---------- Extrait de la page ----------

Commandé par le gouvernement, le rapport du Conseil national du numérique (CNNum), qui préconise un plan d’urgence pour la transformation digitale des PME, est resté lettre morte. Pourtant, les entreprises françaises accumulent les retards. Les raisons d’un ratage.

C’est l’histoire d’un rapport mort-né. Lorsque, en octobre 2016, le Conseil national du numérique (CNNum) détaille ses mesures pour accélérer la transformation digitale des PME, commandées sept mois auparavant par un ministre et trois secrétaires d’Etat – Economie, Commerce extérieur, Artisanat et Commerce et Numérique -, le projet de loi de finances 2017, le dernier du quinquennat Hollande, est déjà bouclé. D’emblée, ce qui devait être un grand plan de mobilisation national ne pourra être abondé par aucune enveloppe financière. Autant dire qu’il est déjà enterré… Et pourtant, dans les couloirs de Matignon, cela fait plus de deux ans que la situation catastrophique des petites et moyennes entreprises françaises en matière de digitalisation – et le retard que cela induit sur leur compétitivité – a été signalée. Depuis janvier 2015, des lettres de mission successives ont mis le sujet à l’ordre du jour. Sans que personne s’en empare.

Finalement, le rapport « Croissance connectée » du CNNum sera resté sur les bureaux des cabinets ministériels avant d’être officiellement exhumé mercredi 8 mars, lors d’une remise officielle, tard dans la soirée, à Michel Sapin, ministre de l’Economie, et à Martine Pinville, secrétaire d’Etat chargée de l’Artisanat. Le tout nouveau secrétaire d’Etat chargé du Numérique, Christophe Sirugue, nommé quelques jours auparavant, est absent. A six semaines de l’élection présidentielle, alors que le quinquennat touche à sa fin, difficile d’imaginer une issue si peu glorieuse. D’autant que les soutiens historiques du projet, Axelle Lemaire, ex-secrétaire d’Etat chargée du Numérique, et Emmanuel Macron, ex-ministre de l’Economie, qui portaient notamment l’idée d’un « chèque numérique » pour aider les PME, ont quitté le gouvernement quelques semaines plus tôt. « Ce n’est pas du tout à la hauteur des enjeux : on laisse à l’abandon quelque 3 millions d’entreprises », estime aujourd’hui Guy Mamou-Mani, président du CNNum et ancien président de Syntec Numérique.

----------

● **Exercice 1**:
Relevez toutes les personnes désignées par leur prénom et leur nom dans l'extrait sur le rapport du CNNum.

---------- Données extraites ----------

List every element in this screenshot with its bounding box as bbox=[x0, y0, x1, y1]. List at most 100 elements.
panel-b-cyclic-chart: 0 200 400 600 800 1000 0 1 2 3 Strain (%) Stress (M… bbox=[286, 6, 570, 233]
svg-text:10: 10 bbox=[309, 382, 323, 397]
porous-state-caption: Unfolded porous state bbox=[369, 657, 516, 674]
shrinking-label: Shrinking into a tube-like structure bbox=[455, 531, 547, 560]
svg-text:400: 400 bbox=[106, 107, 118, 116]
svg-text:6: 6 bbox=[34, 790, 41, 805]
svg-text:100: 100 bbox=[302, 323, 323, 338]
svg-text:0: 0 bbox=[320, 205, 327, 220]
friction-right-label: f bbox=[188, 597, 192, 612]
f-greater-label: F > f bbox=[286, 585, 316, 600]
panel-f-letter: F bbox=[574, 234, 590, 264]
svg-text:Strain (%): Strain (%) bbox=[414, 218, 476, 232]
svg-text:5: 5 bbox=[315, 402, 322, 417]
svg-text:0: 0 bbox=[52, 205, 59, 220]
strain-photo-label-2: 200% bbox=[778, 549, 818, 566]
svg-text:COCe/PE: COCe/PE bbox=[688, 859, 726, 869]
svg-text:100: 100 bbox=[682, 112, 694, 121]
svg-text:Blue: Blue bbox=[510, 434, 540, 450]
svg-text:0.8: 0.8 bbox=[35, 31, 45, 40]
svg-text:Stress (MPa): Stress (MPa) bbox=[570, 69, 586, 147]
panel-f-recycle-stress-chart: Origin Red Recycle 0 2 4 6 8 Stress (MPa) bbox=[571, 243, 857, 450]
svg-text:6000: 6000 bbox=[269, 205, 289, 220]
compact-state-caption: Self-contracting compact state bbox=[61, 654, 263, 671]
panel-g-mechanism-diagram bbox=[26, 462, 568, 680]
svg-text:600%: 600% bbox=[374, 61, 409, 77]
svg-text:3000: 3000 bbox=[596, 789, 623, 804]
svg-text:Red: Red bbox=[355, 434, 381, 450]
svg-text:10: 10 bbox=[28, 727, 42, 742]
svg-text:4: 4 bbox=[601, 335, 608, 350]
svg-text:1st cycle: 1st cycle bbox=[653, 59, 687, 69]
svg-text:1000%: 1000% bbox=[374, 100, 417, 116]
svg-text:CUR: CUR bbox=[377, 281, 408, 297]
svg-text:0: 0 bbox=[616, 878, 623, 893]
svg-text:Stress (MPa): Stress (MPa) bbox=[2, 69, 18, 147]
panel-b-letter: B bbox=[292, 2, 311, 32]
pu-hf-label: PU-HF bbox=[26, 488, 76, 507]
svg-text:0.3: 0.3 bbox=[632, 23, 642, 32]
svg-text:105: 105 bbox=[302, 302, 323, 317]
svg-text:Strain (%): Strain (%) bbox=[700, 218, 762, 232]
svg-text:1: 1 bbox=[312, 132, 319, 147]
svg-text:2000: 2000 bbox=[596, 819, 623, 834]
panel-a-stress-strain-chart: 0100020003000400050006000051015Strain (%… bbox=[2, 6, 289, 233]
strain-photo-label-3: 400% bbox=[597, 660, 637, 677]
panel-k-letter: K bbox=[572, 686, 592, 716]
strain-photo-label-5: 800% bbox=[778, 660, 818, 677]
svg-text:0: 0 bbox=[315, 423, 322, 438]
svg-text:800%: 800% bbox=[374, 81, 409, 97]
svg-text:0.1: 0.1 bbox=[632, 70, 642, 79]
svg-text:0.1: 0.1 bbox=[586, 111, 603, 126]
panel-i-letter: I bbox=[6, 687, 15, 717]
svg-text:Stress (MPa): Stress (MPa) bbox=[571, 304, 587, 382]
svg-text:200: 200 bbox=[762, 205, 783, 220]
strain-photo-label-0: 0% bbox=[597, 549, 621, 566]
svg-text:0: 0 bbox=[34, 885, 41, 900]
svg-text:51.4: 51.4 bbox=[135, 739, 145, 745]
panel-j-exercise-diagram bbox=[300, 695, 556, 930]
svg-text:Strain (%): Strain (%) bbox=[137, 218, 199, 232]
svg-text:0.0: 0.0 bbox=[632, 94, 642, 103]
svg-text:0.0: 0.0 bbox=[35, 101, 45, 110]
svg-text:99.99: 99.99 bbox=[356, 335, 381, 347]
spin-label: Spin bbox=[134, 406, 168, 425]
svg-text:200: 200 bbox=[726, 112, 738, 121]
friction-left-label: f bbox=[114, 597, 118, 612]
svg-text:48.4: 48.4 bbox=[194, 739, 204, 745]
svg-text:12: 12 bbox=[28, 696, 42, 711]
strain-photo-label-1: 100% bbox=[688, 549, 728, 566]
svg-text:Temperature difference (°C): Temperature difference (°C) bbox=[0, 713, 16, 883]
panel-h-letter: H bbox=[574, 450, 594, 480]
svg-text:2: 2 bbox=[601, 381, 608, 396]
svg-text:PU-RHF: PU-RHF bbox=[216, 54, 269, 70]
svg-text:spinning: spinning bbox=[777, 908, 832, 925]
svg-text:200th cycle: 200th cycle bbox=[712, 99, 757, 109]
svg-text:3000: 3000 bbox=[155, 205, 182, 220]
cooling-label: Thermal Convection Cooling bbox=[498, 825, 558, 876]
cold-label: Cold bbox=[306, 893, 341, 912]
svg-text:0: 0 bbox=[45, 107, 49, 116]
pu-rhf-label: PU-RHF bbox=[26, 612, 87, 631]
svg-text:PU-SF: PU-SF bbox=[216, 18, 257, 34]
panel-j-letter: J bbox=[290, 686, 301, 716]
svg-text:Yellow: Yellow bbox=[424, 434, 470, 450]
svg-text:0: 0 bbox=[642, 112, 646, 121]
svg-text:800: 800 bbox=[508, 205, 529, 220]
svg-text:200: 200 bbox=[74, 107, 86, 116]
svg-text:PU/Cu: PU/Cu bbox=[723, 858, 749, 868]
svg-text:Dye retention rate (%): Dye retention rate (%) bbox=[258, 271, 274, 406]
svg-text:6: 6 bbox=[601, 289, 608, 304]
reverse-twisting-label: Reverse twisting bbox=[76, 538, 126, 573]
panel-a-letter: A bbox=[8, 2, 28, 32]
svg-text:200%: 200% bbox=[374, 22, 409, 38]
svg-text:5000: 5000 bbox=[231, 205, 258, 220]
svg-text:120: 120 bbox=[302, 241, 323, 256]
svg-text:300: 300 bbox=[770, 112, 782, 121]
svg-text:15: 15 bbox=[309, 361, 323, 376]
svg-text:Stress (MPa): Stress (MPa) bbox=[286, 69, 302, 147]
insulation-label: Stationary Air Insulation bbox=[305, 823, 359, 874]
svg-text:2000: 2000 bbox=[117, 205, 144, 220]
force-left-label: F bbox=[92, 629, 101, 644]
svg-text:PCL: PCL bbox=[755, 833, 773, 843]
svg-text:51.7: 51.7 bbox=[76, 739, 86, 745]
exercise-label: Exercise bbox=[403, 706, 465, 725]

----------

● **Exercice 2**:
Substituez « Bleu » à « Blue » dans les lignes de données, du début jusqu'à la ligne contenant « svg-text:0.8: 0.8 bbox=[35, 31, 45, 40] » incluse, et redonnez uniquement ce passage, sans autre modification.

● **Corrigé 1**:
Michel Sapin
Martine Pinville
Christophe Sirugue
Axelle Lemaire
Emmanuel Macron
Guy Mamou-Mani

● **Corrigé 2**:
List every element in this screenshot with its bounding box as bbox=[x0, y0, x1, y1]. List at most 100 elements.
panel-b-cyclic-chart: 0 200 400 600 800 1000 0 1 2 3 Strain (%) Stress (M… bbox=[286, 6, 570, 233]
svg-text:10: 10 bbox=[309, 382, 323, 397]
porous-state-caption: Unfolded porous state bbox=[369, 657, 516, 674]
shrinking-label: Shrinking into a tube-like structure bbox=[455, 531, 547, 560]
svg-text:400: 400 bbox=[106, 107, 118, 116]
svg-text:6: 6 bbox=[34, 790, 41, 805]
svg-text:100: 100 bbox=[302, 323, 323, 338]
svg-text:0: 0 bbox=[320, 205, 327, 220]
friction-right-label: f bbox=[188, 597, 192, 612]
f-greater-label: F > f bbox=[286, 585, 316, 600]
panel-f-letter: F bbox=[574, 234, 590, 264]
svg-text:Strain (%): Strain (%) bbox=[414, 218, 476, 232]
svg-text:5: 5 bbox=[315, 402, 322, 417]
svg-text:0: 0 bbox=[52, 205, 59, 220]
strain-photo-label-2: 200% bbox=[778, 549, 818, 566]
svg-text:COCe/PE: COCe/PE bbox=[688, 859, 726, 869]
svg-text:100: 100 bbox=[682, 112, 694, 121]
svg-text:Bleu: Bleu bbox=[510, 434, 540, 450]
svg-text:0.8: 0.8 bbox=[35, 31, 45, 40]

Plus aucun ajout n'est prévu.